Where a line contains the word "silica", copy that line in full.

┄┄┄┄┄┄┄┄┄┄┄┄┄┄┄┄┄┄┄┄

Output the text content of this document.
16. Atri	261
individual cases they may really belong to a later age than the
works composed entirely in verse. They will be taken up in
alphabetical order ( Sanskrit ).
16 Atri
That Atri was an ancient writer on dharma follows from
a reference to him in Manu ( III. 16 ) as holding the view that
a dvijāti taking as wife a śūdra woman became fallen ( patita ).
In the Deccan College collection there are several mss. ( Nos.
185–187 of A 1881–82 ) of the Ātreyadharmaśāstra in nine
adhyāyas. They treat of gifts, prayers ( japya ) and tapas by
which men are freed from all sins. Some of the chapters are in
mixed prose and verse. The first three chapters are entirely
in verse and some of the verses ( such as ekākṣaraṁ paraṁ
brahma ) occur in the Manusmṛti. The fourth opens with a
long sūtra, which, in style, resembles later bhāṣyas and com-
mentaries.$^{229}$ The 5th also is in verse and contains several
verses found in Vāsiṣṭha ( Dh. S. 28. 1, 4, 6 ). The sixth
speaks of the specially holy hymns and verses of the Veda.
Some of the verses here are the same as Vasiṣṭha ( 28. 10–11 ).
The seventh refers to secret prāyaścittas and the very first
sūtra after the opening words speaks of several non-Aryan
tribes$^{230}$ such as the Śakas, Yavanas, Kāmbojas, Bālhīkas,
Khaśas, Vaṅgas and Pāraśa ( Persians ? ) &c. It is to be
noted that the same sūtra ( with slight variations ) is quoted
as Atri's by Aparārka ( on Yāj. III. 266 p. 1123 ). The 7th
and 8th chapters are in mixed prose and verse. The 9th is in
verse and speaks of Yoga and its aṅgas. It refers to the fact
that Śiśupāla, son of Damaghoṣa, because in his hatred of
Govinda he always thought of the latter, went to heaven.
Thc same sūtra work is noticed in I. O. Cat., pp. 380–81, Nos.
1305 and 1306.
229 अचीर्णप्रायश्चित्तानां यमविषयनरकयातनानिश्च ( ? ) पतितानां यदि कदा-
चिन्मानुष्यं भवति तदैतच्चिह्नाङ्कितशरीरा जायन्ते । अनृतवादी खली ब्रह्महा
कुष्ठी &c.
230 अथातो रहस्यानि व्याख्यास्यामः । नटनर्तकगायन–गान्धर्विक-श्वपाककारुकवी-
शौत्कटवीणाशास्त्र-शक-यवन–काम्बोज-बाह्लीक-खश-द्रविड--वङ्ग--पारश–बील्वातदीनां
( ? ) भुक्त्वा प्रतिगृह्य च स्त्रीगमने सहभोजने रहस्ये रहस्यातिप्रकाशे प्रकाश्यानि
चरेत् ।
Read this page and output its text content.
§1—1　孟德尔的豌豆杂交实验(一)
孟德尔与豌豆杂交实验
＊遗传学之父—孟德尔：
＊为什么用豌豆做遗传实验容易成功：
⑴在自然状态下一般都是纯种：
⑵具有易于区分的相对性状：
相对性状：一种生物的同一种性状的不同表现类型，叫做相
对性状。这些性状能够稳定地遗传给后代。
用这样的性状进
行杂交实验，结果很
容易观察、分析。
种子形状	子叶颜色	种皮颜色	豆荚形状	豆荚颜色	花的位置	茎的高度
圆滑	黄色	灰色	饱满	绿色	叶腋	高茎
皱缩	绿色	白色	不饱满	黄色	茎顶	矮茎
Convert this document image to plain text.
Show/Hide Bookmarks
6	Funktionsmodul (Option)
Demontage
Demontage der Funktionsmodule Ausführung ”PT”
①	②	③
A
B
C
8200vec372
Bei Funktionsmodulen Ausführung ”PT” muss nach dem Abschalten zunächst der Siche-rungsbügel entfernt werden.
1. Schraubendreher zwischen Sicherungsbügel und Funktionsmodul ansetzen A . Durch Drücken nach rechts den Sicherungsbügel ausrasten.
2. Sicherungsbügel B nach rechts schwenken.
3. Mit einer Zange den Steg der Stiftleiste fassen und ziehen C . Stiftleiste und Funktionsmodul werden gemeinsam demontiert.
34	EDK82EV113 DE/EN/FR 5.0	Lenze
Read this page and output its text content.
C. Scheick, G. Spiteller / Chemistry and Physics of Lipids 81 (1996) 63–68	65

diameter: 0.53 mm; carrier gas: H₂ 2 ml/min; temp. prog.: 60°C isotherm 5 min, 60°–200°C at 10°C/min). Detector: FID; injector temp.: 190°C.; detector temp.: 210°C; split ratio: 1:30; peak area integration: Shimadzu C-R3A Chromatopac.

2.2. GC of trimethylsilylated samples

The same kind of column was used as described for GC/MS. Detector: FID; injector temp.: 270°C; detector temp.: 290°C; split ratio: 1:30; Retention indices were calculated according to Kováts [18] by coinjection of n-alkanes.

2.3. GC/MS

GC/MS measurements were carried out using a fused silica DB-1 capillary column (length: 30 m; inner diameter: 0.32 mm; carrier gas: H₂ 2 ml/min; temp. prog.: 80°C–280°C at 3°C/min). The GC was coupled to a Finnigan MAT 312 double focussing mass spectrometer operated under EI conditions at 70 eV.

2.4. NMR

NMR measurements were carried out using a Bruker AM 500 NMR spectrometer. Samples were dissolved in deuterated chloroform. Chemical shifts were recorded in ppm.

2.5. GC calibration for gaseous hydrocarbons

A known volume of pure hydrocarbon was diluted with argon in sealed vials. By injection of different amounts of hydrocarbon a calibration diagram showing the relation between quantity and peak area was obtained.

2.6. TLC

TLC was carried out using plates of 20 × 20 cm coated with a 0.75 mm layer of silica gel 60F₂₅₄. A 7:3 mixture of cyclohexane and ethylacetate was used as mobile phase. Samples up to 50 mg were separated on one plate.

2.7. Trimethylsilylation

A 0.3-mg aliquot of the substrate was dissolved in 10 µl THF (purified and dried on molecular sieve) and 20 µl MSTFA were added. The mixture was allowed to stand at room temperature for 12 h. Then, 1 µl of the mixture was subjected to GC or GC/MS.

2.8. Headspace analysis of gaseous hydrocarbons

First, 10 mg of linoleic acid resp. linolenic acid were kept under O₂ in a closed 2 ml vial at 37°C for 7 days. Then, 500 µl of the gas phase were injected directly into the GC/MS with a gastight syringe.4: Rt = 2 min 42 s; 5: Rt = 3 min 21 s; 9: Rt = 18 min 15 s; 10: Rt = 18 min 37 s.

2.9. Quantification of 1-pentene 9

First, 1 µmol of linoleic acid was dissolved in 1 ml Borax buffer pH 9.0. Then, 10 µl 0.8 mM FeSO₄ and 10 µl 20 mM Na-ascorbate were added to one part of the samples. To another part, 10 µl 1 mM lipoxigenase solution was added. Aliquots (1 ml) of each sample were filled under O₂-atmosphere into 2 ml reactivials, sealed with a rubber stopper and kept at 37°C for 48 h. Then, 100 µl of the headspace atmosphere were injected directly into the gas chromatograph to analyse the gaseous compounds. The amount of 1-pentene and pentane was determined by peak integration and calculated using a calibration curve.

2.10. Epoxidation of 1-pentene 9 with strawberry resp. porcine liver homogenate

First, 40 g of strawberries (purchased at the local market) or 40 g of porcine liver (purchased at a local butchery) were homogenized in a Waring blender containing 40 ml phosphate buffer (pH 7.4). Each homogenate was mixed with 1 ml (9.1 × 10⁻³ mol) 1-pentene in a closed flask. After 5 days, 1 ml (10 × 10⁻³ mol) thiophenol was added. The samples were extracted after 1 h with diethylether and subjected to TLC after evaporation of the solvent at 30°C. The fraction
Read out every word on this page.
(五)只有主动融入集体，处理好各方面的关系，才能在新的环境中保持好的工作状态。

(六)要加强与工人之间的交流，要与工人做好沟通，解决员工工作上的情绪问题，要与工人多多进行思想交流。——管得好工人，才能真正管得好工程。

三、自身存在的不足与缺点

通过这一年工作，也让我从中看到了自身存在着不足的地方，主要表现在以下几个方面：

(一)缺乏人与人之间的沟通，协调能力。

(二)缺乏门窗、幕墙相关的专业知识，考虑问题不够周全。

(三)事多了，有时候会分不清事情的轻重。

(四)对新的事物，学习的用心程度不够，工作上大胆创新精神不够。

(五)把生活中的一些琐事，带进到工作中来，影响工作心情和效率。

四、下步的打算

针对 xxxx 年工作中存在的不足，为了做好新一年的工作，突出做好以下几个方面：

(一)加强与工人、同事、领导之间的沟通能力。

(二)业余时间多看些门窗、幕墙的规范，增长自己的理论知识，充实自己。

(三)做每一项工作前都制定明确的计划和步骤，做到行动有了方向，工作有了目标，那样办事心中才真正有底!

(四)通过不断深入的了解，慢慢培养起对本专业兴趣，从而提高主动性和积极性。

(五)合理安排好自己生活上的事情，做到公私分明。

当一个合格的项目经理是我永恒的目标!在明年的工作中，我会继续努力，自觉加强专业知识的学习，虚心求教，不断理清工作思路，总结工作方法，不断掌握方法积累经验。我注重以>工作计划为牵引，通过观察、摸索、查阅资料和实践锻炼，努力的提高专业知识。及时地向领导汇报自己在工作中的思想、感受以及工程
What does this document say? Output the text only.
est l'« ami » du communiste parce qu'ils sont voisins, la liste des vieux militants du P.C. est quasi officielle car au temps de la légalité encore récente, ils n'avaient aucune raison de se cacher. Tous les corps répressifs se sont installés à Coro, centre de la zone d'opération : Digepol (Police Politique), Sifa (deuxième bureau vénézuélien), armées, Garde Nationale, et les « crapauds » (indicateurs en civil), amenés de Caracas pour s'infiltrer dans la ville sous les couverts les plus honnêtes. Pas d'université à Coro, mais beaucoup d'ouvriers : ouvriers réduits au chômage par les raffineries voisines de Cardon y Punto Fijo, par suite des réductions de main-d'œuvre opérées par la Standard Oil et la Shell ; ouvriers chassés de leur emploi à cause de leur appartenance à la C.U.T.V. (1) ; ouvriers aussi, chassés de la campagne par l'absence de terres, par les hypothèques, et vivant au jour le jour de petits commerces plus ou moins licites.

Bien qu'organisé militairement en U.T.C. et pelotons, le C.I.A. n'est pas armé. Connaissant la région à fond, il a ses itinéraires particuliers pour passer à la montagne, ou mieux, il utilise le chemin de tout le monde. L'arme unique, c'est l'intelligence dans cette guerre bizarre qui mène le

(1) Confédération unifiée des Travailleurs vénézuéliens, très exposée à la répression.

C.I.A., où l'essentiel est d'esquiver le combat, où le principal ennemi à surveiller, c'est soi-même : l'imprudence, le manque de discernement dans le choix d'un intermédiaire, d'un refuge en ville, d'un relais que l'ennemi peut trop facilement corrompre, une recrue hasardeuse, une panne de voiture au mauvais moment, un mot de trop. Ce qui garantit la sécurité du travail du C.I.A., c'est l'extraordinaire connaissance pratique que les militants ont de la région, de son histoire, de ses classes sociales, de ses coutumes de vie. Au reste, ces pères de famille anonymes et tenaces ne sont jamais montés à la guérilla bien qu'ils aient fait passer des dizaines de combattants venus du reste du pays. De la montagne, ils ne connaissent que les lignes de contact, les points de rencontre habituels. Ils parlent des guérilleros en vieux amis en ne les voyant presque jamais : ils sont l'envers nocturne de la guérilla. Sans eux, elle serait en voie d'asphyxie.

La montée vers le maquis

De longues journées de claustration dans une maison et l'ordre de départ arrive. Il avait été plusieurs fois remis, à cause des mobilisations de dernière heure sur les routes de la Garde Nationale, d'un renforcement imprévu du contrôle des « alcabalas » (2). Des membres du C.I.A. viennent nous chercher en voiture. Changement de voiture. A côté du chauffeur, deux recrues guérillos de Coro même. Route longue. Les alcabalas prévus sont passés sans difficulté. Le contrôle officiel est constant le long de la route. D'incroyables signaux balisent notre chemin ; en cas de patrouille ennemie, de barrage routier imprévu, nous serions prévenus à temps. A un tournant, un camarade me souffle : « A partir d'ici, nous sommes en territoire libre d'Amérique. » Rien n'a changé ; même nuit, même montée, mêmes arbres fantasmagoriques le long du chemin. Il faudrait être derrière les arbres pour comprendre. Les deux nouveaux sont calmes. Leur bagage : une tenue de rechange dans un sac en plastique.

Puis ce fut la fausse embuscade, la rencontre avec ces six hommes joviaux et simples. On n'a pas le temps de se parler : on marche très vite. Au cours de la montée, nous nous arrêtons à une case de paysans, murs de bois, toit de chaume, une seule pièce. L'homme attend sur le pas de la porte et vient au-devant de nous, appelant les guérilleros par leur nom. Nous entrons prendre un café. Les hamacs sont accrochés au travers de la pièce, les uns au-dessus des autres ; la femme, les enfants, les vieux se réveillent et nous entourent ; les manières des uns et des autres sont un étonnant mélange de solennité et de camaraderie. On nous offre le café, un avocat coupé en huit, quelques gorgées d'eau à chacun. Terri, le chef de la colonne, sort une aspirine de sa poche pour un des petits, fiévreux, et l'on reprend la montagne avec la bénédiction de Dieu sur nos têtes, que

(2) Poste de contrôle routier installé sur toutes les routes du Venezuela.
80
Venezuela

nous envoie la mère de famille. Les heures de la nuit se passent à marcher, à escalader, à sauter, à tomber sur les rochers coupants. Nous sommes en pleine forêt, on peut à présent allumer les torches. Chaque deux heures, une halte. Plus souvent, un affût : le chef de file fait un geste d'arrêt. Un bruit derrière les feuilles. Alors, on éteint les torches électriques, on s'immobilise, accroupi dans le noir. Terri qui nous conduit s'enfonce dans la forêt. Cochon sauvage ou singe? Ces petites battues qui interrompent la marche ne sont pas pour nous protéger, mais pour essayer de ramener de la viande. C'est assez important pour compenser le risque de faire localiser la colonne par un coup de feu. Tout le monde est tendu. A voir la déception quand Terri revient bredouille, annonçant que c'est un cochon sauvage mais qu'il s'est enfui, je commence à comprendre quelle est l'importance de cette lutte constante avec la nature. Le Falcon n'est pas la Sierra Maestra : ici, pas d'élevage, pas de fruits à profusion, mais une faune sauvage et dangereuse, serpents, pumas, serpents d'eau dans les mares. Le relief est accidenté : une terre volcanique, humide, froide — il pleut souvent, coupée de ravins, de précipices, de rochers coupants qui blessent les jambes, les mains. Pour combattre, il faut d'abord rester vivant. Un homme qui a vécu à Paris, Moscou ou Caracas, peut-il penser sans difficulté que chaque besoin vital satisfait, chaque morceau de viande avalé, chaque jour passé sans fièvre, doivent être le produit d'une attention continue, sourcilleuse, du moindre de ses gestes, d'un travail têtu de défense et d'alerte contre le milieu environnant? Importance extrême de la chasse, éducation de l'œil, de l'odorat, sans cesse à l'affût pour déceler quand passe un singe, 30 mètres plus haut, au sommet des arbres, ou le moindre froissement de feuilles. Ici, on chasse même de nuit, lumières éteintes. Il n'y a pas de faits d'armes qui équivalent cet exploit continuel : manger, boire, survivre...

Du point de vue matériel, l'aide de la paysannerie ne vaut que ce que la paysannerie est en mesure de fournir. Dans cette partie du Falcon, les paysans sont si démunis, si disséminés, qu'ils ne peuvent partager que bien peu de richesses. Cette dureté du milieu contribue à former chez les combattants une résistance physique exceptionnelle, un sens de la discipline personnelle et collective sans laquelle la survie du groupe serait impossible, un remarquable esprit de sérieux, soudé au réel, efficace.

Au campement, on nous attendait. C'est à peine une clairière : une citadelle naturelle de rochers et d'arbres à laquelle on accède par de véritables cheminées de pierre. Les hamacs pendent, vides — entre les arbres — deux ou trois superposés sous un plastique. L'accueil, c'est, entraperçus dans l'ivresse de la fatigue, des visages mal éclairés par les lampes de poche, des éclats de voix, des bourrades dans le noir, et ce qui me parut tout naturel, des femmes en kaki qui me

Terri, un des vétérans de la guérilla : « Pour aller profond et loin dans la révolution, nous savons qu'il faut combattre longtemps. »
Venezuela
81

┄┄┄┄┄┄┄┄┄┄┄┄┄┄┄┄┄┄┄┄

**Finished exercise**
GC/MS measurements were carried out using a fused silica DB-1 capillary column (length: 30 m; inner diameter: 0.32 mm; carrier gas: H₂ 2 ml/min; temp. prog.: 80°C–280°C at 3°C/min). The GC was coupled to a Finnigan MAT 312 double focussing mass spectrometer operated under EI conditions at 70 eV.
TLC was carried out using plates of 20 × 20 cm coated with a 0.75 mm layer of silica gel 60F₂₅₄. A 7:3 mixture of cyclohexane and ethylacetate was used as mobile phase. Samples up to 50 mg were separated on one plate.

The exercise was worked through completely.